**WHAT YOU SHOULD DO**. Take every line from the material that has the word "消防设施操作员之消防设备高级技能" in it.

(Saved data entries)
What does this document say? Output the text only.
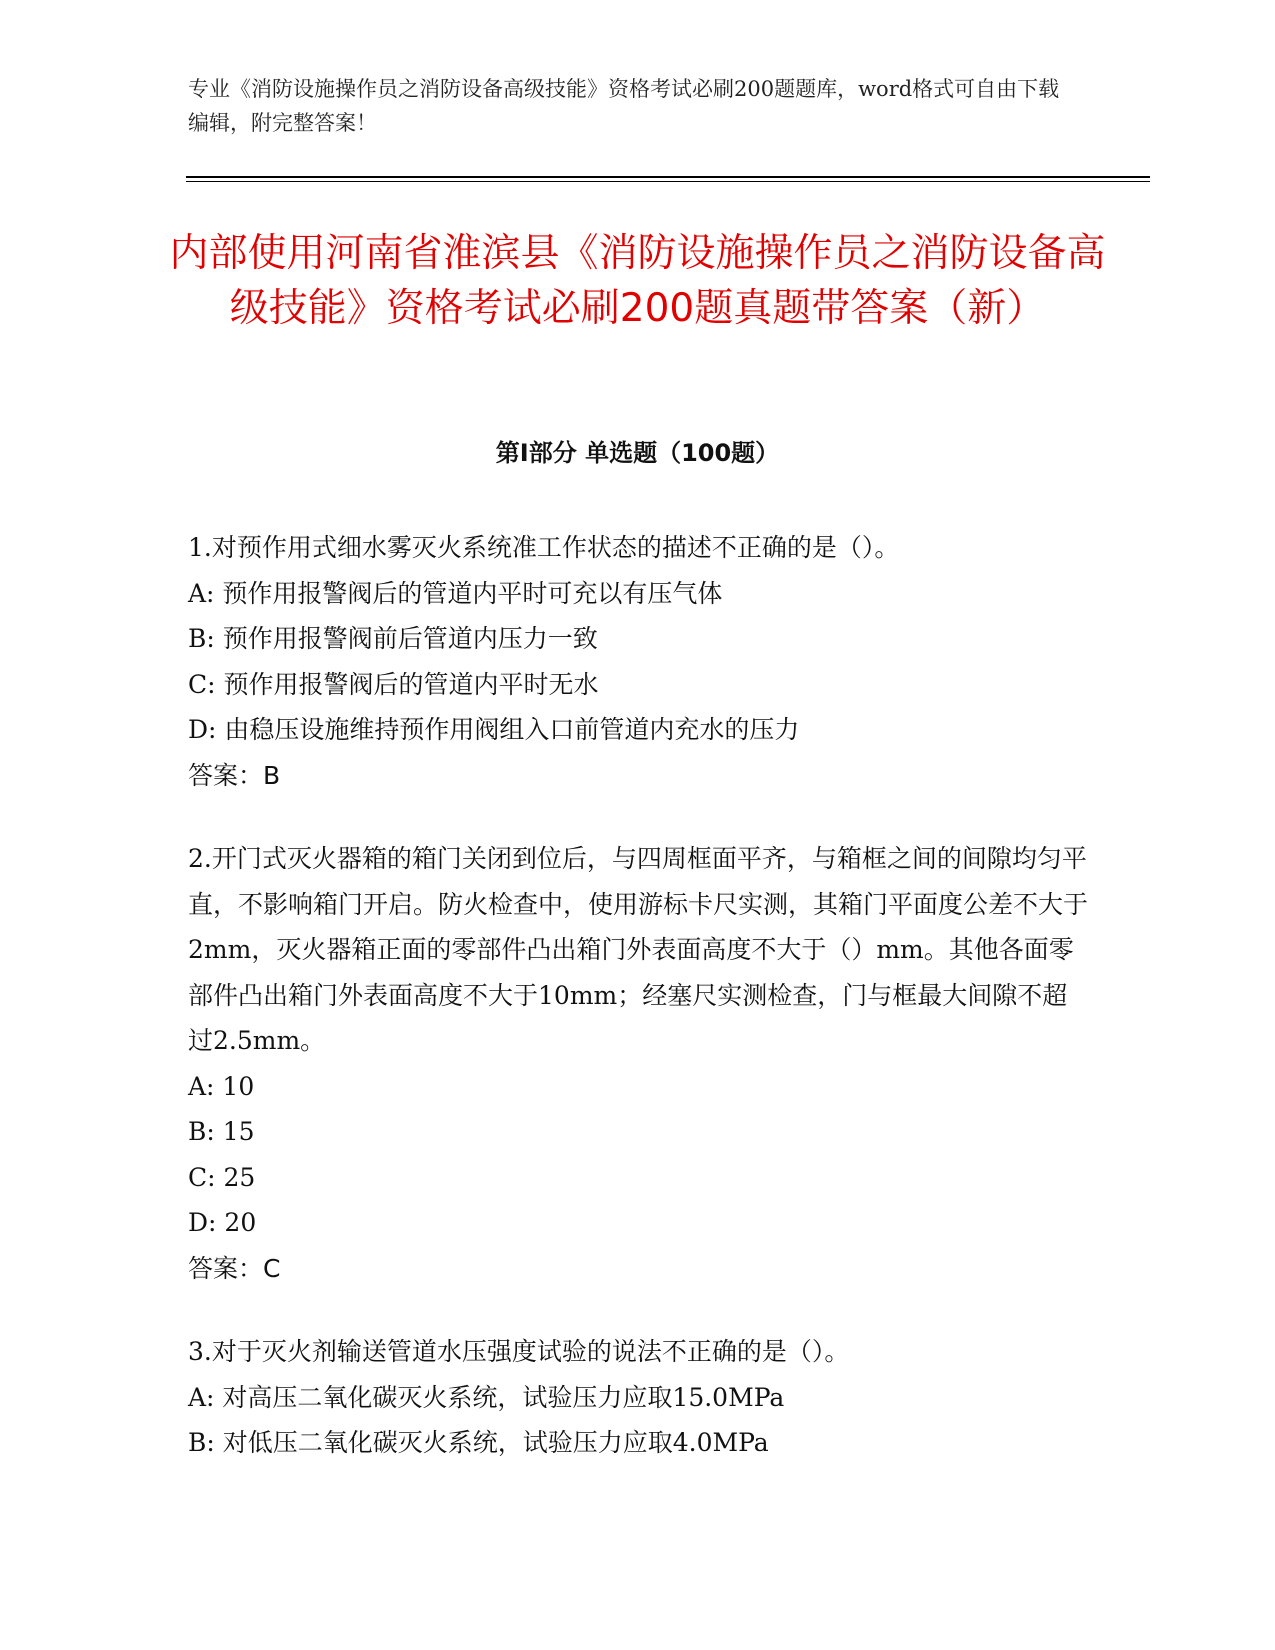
专业《消防设施操作员之消防设备高级技能》资格考试必刷200题题库，word格式可自由下载编辑，附完整答案！
内部使用河南省淮滨县《消防设施操作员之消防设备高级技能》资格考试必刷200题真题带答案（新）
第Ⅰ部分 单选题（100题）

1.对预作用式细水雾灭火系统准工作状态的描述不正确的是（）。

A: 预作用报警阀后的管道内平时可充以有压气体

B: 预作用报警阀前后管道内压力一致

C: 预作用报警阀后的管道内平时无水

D: 由稳压设施维持预作用阀组入口前管道内充水的压力

答案：B

2.开门式灭火器箱的箱门关闭到位后，与四周框面平齐，与箱框之间的间隙均匀平直，不影响箱门开启。防火检查中，使用游标卡尺实测，其箱门平面度公差不大于2mm，灭火器箱正面的零部件凸出箱门外表面高度不大于（）mm。其他各面零部件凸出箱门外表面高度不大于10mm；经塞尺实测检查，门与框最大间隙不超过2.5mm。

A: 10

B: 15

C: 25

D: 20

答案：C

3.对于灭火剂输送管道水压强度试验的说法不正确的是（）。

A: 对高压二氧化碳灭火系统，试验压力应取15.0MPa

B: 对低压二氧化碳灭火系统，试验压力应取4.0MPa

**SOLUTION TO THE EXERCISE**.
专业《消防设施操作员之消防设备高级技能》资格考试必刷200题题库，word格式可自由下载编辑，附完整答案！
内部使用河南省淮滨县《消防设施操作员之消防设备高级技能》资格考试必刷200题真题带答案（新）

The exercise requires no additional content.